[Data records]
-- START --

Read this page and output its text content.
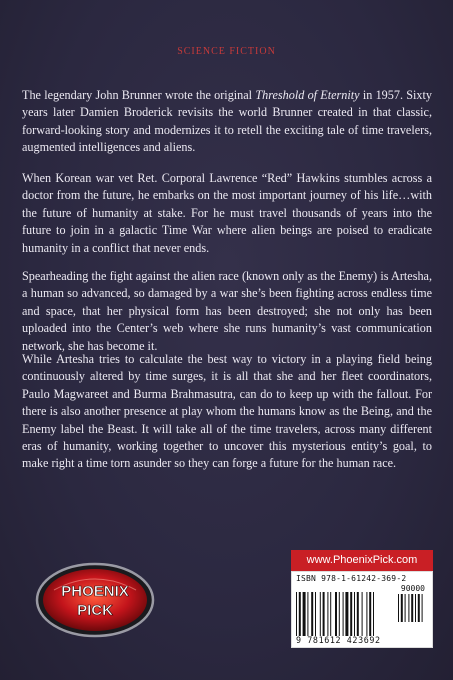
SCIENCE FICTION

The legendary John Brunner wrote the original Threshold of Eternity in 1957. Sixty years later Damien Broderick revisits the world Brunner created in that classic, forward-looking story and modernizes it to retell the exciting tale of time travelers, augmented intelligences and aliens.

When Korean war vet Ret. Corporal Lawrence “Red” Hawkins stumbles across a doctor from the future, he embarks on the most important journey of his life…with the future of humanity at stake. For he must travel thousands of years into the future to join in a galactic Time War where alien beings are poised to eradicate humanity in a conflict that never ends.

Spearheading the fight against the alien race (known only as the Enemy) is Artesha, a human so advanced, so damaged by a war she’s been fighting across endless time and space, that her physical form has been destroyed; she not only has been uploaded into the Center’s web where she runs humanity’s vast communication network, she has become it.

While Artesha tries to calculate the best way to victory in a playing field being continuously altered by time surges, it is all that she and her fleet coordinators, Paulo Magwareet and Burma Brahmasutra, can do to keep up with the fallout. For there is also another presence at play whom the humans know as the Being, and the Enemy label the Beast. It will take all of the time travelers, across many different eras of humanity, working together to uncover this mysterious entity’s goal, to make right a time torn asunder so they can forge a future for the human race.

PHOENIX
PICK
www.PhoenixPick.com
ISBN 978-1-61242-369-2
90000
9 781612 423692
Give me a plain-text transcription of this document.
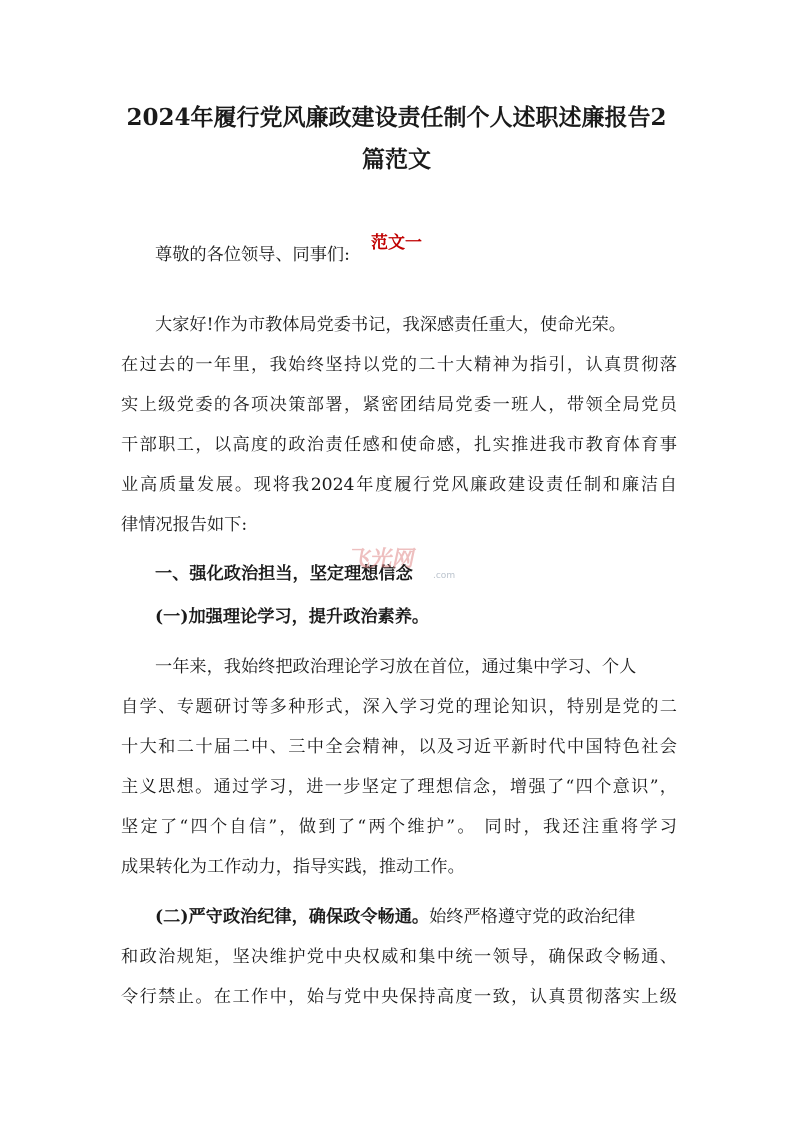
2024年履行党风廉政建设责任制个人述职述廉报告2
篇范文
范文一
尊敬的各位领导、同事们:
大家好!作为市教体局党委书记，我深感责任重大，使命光荣。
在过去的一年里，我始终坚持以党的二十大精神为指引，认真贯彻落
实上级党委的各项决策部署，紧密团结局党委一班人，带领全局党员
干部职工，以高度的政治责任感和使命感，扎实推进我市教育体育事
业高质量发展。现将我2024年度履行党风廉政建设责任制和廉洁自
律情况报告如下:
一、强化政治担当，坚定理想信念
(一)加强理论学习，提升政治素养。
一年来，我始终把政治理论学习放在首位，通过集中学习、个人
自学、专题研讨等多种形式，深入学习党的理论知识，特别是党的二
十大和二十届二中、三中全会精神，以及习近平新时代中国特色社会
主义思想。通过学习，进一步坚定了理想信念，增强了“四个意识”，
坚定了“四个自信”，做到了“两个维护”。 同时，我还注重将学习
成果转化为工作动力，指导实践，推动工作。
(二)严守政治纪律，确保政令畅通。始终严格遵守党的政治纪律
和政治规矩，坚决维护党中央权威和集中统一领导，确保政令畅通、
令行禁止。在工作中，始与党中央保持高度一致，认真贯彻落实上级
飞光网
.com
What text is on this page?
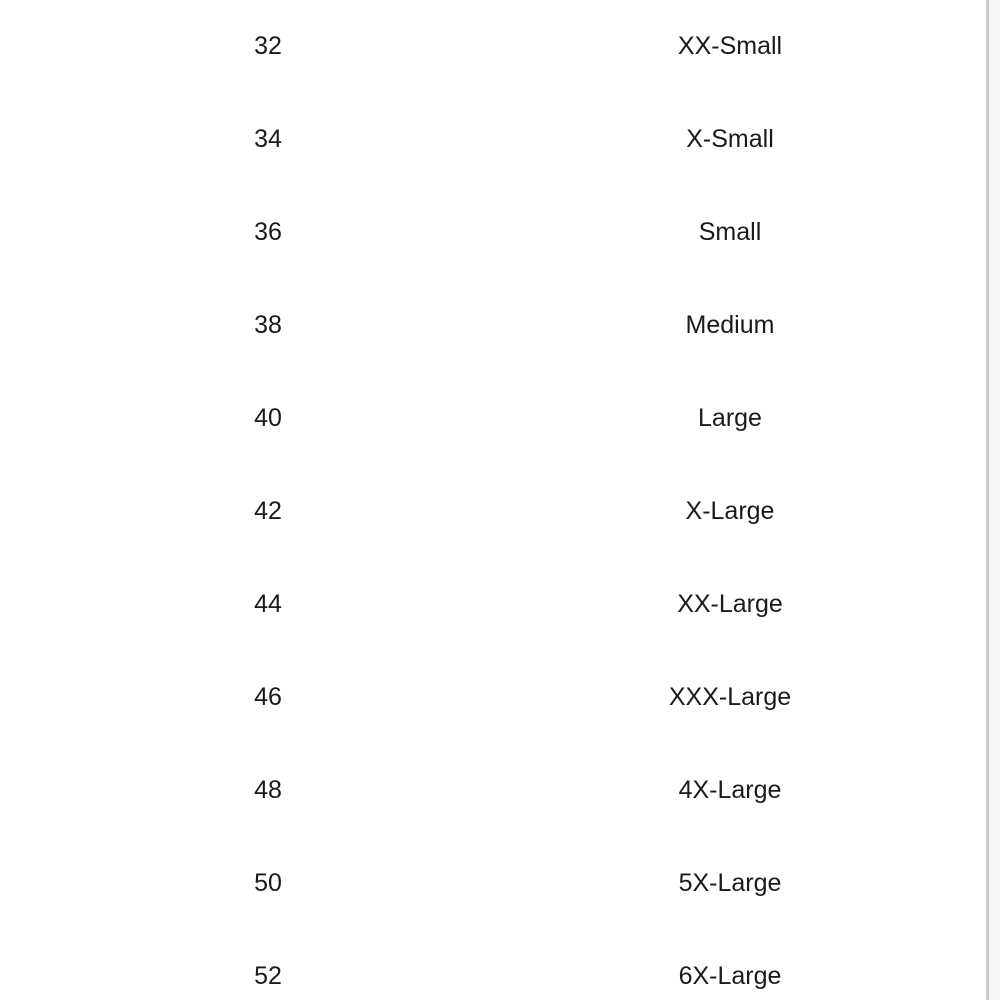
32	XX-Small
34	X-Small
36	Small
38	Medium
40	Large
42	X-Large
44	XX-Large
46	XXX-Large
48	4X-Large
50	5X-Large
52	6X-Large
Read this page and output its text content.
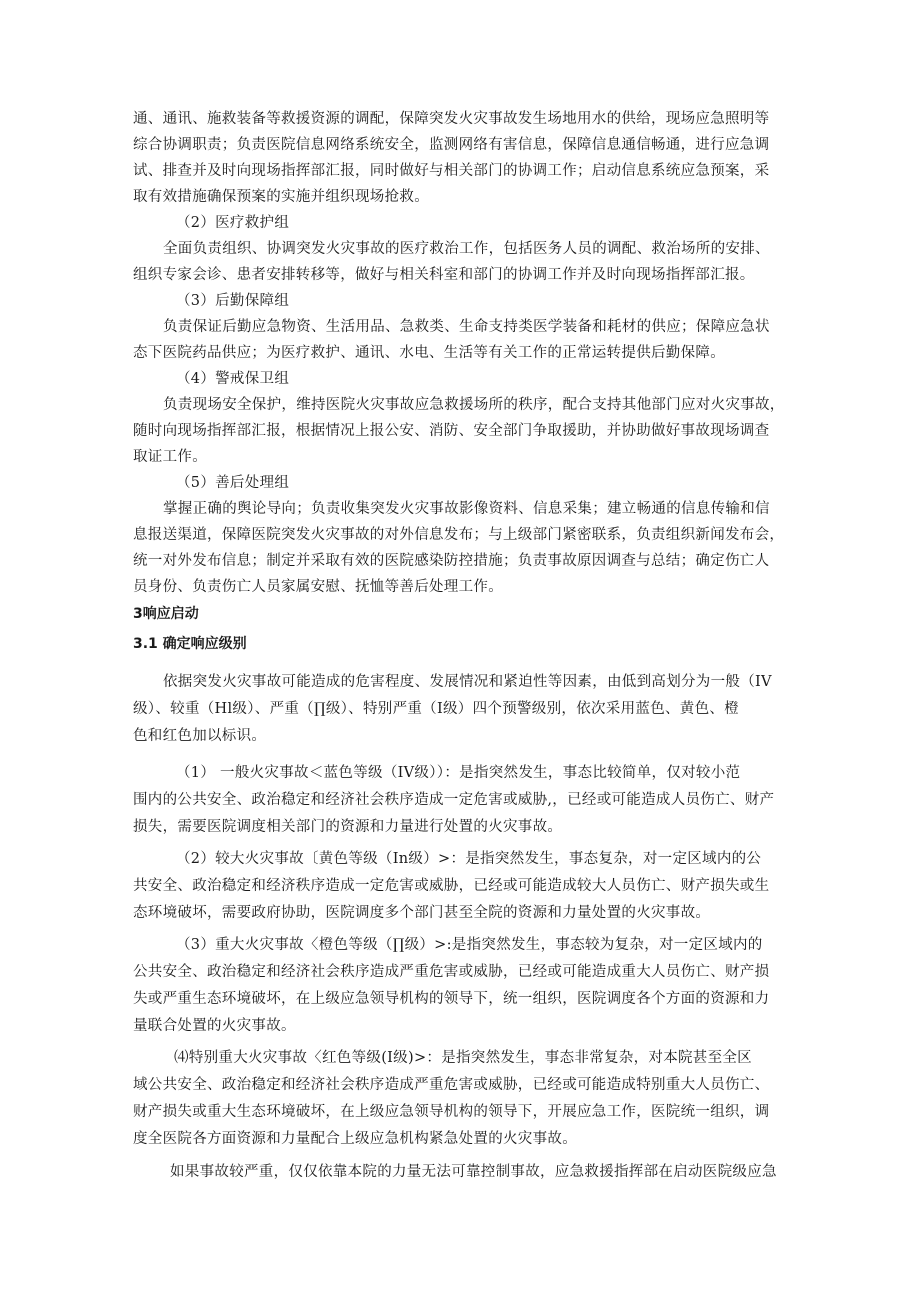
通、通讯、施救装备等救援资源的调配，保障突发火灾事故发生场地用水的供给，现场应急照明等
综合协调职责；负责医院信息网络系统安全，监测网络有害信息，保障信息通信畅通，进行应急调
试、排查并及时向现场指挥部汇报，同时做好与相关部门的协调工作；启动信息系统应急预案，采
取有效措施确保预案的实施并组织现场抢救。
（2）医疗救护组
全面负责组织、协调突发火灾事故的医疗救治工作，包括医务人员的调配、救治场所的安排、
组织专家会诊、患者安排转移等，做好与相关科室和部门的协调工作并及时向现场指挥部汇报。
（3）后勤保障组
负责保证后勤应急物资、生活用品、急救类、生命支持类医学装备和耗材的供应；保障应急状
态下医院药品供应；为医疗救护、通讯、水电、生活等有关工作的正常运转提供后勤保障。
（4）警戒保卫组
负责现场安全保护，维持医院火灾事故应急救援场所的秩序，配合支持其他部门应对火灾事故，
随时向现场指挥部汇报，根据情况上报公安、消防、安全部门争取援助，并协助做好事故现场调查
取证工作。
（5）善后处理组
掌握正确的舆论导向；负责收集突发火灾事故影像资料、信息采集；建立畅通的信息传输和信
息报送渠道，保障医院突发火灾事故的对外信息发布；与上级部门紧密联系，负责组织新闻发布会，
统一对外发布信息；制定并采取有效的医院感染防控措施；负责事故原因调查与总结；确定伤亡人
员身份、负责伤亡人员家属安慰、抚恤等善后处理工作。
3响应启动
3.1 确定响应级别
依据突发火灾事故可能造成的危害程度、发展情况和紧迫性等因素，由低到高划分为一般（IV
级）、较重（Hl级）、严重（∏级）、特别严重（I级）四个预警级别，依次采用蓝色、黄色、橙
色和红色加以标识。
（1） 一般火灾事故＜蓝色等级（IV级））：是指突然发生，事态比较简单，仅对较小范
围内的公共安全、政治稳定和经济社会秩序造成一定危害或威胁,，已经或可能造成人员伤亡、财产
损失，需要医院调度相关部门的资源和力量进行处置的火灾事故。
（2）较大火灾事故〔黄色等级（In级）>：是指突然发生，事态复杂，对一定区域内的公
共安全、政治稳定和经济秩序造成一定危害或威胁，已经或可能造成较大人员伤亡、财产损失或生
态环境破坏，需要政府协助，医院调度多个部门甚至全院的资源和力量处置的火灾事故。
（3）重大火灾事故〈橙色等级（∏级）>:是指突然发生，事态较为复杂，对一定区域内的
公共安全、政治稳定和经济社会秩序造成严重危害或威胁，已经或可能造成重大人员伤亡、财产损
失或严重生态环境破坏，在上级应急领导机构的领导下，统一组织，医院调度各个方面的资源和力
量联合处置的火灾事故。
⑷特别重大火灾事故〈红色等级(I级)>：是指突然发生，事态非常复杂，对本院甚至全区
域公共安全、政治稳定和经济社会秩序造成严重危害或威胁，已经或可能造成特别重大人员伤亡、
财产损失或重大生态环境破坏，在上级应急领导机构的领导下，开展应急工作，医院统一组织，调
度全医院各方面资源和力量配合上级应急机构紧急处置的火灾事故。
如果事故较严重，仅仅依靠本院的力量无法可靠控制事故，应急救援指挥部在启动医院级应急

-- END --

PROBLEM DETAILS:
Write out the records above exactly as they appear, leaving out any pictures.

COMPLETED TASK:
Read this page and output its text content.
SCIENCE FICTION

The legendary John Brunner wrote the original Threshold of Eternity in 1957. Sixty years later Damien Broderick revisits the world Brunner created in that classic, forward-looking story and modernizes it to retell the exciting tale of time travelers, augmented intelligences and aliens.

When Korean war vet Ret. Corporal Lawrence “Red” Hawkins stumbles across a doctor from the future, he embarks on the most important journey of his life…with the future of humanity at stake. For he must travel thousands of years into the future to join in a galactic Time War where alien beings are poised to eradicate humanity in a conflict that never ends.

Spearheading the fight against the alien race (known only as the Enemy) is Artesha, a human so advanced, so damaged by a war she’s been fighting across endless time and space, that her physical form has been destroyed; she not only has been uploaded into the Center’s web where she runs humanity’s vast communication network, she has become it.

While Artesha tries to calculate the best way to victory in a playing field being continuously altered by time surges, it is all that she and her fleet coordinators, Paulo Magwareet and Burma Brahmasutra, can do to keep up with the fallout. For there is also another presence at play whom the humans know as the Being, and the Enemy label the Beast. It will take all of the time travelers, across many different eras of humanity, working together to uncover this mysterious entity’s goal, to make right a time torn asunder so they can forge a future for the human race.

PHOENIX
PICK
www.PhoenixPick.com
ISBN 978-1-61242-369-2
90000
9 781612 423692
Give me a plain-text transcription of this document.
2024年履行党风廉政建设责任制个人述职述廉报告2
篇范文
范文一
尊敬的各位领导、同事们:
大家好!作为市教体局党委书记，我深感责任重大，使命光荣。
在过去的一年里，我始终坚持以党的二十大精神为指引，认真贯彻落
实上级党委的各项决策部署，紧密团结局党委一班人，带领全局党员
干部职工，以高度的政治责任感和使命感，扎实推进我市教育体育事
业高质量发展。现将我2024年度履行党风廉政建设责任制和廉洁自
律情况报告如下:
一、强化政治担当，坚定理想信念
(一)加强理论学习，提升政治素养。
一年来，我始终把政治理论学习放在首位，通过集中学习、个人
自学、专题研讨等多种形式，深入学习党的理论知识，特别是党的二
十大和二十届二中、三中全会精神，以及习近平新时代中国特色社会
主义思想。通过学习，进一步坚定了理想信念，增强了“四个意识”，
坚定了“四个自信”，做到了“两个维护”。 同时，我还注重将学习
成果转化为工作动力，指导实践，推动工作。
(二)严守政治纪律，确保政令畅通。始终严格遵守党的政治纪律
和政治规矩，坚决维护党中央权威和集中统一领导，确保政令畅通、
令行禁止。在工作中，始与党中央保持高度一致，认真贯彻落实上级
飞光网
.com
What text is on this page?
32	XX-Small
34	X-Small
36	Small
38	Medium
40	Large
42	X-Large
44	XX-Large
46	XXX-Large
48	4X-Large
50	5X-Large
52	6X-Large
Read this page and output its text content.
通、通讯、施救装备等救援资源的调配，保障突发火灾事故发生场地用水的供给，现场应急照明等
综合协调职责；负责医院信息网络系统安全，监测网络有害信息，保障信息通信畅通，进行应急调
试、排查并及时向现场指挥部汇报，同时做好与相关部门的协调工作；启动信息系统应急预案，采
取有效措施确保预案的实施并组织现场抢救。
（2）医疗救护组
全面负责组织、协调突发火灾事故的医疗救治工作，包括医务人员的调配、救治场所的安排、
组织专家会诊、患者安排转移等，做好与相关科室和部门的协调工作并及时向现场指挥部汇报。
（3）后勤保障组
负责保证后勤应急物资、生活用品、急救类、生命支持类医学装备和耗材的供应；保障应急状
态下医院药品供应；为医疗救护、通讯、水电、生活等有关工作的正常运转提供后勤保障。
（4）警戒保卫组
负责现场安全保护，维持医院火灾事故应急救援场所的秩序，配合支持其他部门应对火灾事故，
随时向现场指挥部汇报，根据情况上报公安、消防、安全部门争取援助，并协助做好事故现场调查
取证工作。
（5）善后处理组
掌握正确的舆论导向；负责收集突发火灾事故影像资料、信息采集；建立畅通的信息传输和信
息报送渠道，保障医院突发火灾事故的对外信息发布；与上级部门紧密联系，负责组织新闻发布会，
统一对外发布信息；制定并采取有效的医院感染防控措施；负责事故原因调查与总结；确定伤亡人
员身份、负责伤亡人员家属安慰、抚恤等善后处理工作。
3响应启动
3.1 确定响应级别
依据突发火灾事故可能造成的危害程度、发展情况和紧迫性等因素，由低到高划分为一般（IV
级）、较重（Hl级）、严重（∏级）、特别严重（I级）四个预警级别，依次采用蓝色、黄色、橙
色和红色加以标识。
（1） 一般火灾事故＜蓝色等级（IV级））：是指突然发生，事态比较简单，仅对较小范
围内的公共安全、政治稳定和经济社会秩序造成一定危害或威胁,，已经或可能造成人员伤亡、财产
损失，需要医院调度相关部门的资源和力量进行处置的火灾事故。
（2）较大火灾事故〔黄色等级（In级）>：是指突然发生，事态复杂，对一定区域内的公
共安全、政治稳定和经济秩序造成一定危害或威胁，已经或可能造成较大人员伤亡、财产损失或生
态环境破坏，需要政府协助，医院调度多个部门甚至全院的资源和力量处置的火灾事故。
（3）重大火灾事故〈橙色等级（∏级）>:是指突然发生，事态较为复杂，对一定区域内的
公共安全、政治稳定和经济社会秩序造成严重危害或威胁，已经或可能造成重大人员伤亡、财产损
失或严重生态环境破坏，在上级应急领导机构的领导下，统一组织，医院调度各个方面的资源和力
量联合处置的火灾事故。
⑷特别重大火灾事故〈红色等级(I级)>：是指突然发生，事态非常复杂，对本院甚至全区
域公共安全、政治稳定和经济社会秩序造成严重危害或威胁，已经或可能造成特别重大人员伤亡、
财产损失或重大生态环境破坏，在上级应急领导机构的领导下，开展应急工作，医院统一组织，调
度全医院各方面资源和力量配合上级应急机构紧急处置的火灾事故。
如果事故较严重，仅仅依靠本院的力量无法可靠控制事故，应急救援指挥部在启动医院级应急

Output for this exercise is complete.